EXERCISE DIRECTIONS:
Show every line in the entries below where the word "userdata" appears.

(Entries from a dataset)

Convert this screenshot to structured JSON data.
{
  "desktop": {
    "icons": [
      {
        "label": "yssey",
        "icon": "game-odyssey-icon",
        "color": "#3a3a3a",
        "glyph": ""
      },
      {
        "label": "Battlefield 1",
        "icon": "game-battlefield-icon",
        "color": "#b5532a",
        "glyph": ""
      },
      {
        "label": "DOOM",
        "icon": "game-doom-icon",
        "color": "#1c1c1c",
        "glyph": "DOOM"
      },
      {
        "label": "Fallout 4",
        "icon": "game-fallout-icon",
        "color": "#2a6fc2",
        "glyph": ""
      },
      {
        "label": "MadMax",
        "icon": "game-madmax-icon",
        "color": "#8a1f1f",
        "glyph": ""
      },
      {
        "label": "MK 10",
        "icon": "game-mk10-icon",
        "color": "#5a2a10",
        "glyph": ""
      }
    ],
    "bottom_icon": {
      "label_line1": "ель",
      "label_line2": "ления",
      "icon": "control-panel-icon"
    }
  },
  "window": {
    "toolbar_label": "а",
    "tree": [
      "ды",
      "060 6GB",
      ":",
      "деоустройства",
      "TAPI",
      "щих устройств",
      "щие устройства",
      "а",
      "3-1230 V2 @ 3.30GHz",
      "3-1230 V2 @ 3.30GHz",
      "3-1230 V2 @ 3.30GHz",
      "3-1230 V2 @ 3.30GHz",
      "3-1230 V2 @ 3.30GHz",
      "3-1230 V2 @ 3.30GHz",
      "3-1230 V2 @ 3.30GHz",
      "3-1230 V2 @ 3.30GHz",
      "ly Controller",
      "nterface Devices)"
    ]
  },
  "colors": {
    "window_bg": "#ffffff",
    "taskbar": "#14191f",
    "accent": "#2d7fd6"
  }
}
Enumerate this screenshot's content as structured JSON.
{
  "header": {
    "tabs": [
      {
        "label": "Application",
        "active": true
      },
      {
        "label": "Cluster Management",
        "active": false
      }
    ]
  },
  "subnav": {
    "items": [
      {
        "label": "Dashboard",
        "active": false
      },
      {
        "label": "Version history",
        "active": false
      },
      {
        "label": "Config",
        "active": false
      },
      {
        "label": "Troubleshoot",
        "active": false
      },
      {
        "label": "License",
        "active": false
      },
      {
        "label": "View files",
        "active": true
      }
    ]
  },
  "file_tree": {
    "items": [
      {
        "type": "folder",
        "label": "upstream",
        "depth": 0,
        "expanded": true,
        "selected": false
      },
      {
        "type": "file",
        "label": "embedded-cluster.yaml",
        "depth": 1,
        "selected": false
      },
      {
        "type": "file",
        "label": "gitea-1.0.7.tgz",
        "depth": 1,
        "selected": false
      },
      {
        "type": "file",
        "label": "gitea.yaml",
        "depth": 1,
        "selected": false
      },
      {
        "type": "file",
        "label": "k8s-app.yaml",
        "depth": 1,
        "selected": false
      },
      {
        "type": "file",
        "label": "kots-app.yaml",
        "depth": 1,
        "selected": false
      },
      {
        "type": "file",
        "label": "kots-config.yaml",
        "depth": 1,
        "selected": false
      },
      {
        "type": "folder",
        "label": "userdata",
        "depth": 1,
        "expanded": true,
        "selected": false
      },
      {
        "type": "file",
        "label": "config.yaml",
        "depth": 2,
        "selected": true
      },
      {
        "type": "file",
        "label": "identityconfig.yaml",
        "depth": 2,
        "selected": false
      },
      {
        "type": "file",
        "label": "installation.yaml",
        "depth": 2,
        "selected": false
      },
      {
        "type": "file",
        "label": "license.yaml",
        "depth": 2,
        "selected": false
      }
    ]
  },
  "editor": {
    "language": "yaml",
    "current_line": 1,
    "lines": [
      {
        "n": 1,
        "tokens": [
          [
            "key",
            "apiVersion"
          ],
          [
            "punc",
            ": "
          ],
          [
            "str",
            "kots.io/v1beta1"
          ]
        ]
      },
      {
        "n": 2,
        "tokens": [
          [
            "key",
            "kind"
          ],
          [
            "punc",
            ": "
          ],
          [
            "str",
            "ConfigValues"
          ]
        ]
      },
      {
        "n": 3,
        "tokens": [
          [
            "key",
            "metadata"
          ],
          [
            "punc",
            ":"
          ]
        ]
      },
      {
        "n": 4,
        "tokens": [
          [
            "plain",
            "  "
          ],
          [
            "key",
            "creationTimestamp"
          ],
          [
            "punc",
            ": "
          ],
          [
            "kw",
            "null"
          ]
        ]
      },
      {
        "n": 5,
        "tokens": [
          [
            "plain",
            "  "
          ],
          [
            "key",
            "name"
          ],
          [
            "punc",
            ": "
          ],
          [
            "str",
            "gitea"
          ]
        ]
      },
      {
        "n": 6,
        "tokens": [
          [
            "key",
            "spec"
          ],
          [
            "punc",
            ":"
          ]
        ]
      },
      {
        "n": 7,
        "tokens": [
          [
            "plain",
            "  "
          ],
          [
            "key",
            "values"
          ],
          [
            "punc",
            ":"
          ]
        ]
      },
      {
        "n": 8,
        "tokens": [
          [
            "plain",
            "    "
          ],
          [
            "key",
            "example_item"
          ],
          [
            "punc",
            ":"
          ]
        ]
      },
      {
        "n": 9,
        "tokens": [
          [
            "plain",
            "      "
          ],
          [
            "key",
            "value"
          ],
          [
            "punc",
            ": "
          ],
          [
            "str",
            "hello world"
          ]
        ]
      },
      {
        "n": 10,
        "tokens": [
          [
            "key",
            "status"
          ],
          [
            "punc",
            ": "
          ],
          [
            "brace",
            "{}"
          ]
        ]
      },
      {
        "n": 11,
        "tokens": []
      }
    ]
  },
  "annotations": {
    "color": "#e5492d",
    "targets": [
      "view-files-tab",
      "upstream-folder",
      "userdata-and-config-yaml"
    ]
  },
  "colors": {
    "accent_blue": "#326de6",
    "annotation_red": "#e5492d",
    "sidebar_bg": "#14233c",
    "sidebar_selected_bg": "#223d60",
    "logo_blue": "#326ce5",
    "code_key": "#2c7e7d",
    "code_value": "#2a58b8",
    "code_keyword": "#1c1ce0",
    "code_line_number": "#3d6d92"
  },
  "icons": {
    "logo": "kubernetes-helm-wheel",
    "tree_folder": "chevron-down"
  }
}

OUTPUT OF THE EXERCISE:
        "label": "userdata",
      "userdata-and-config-yaml"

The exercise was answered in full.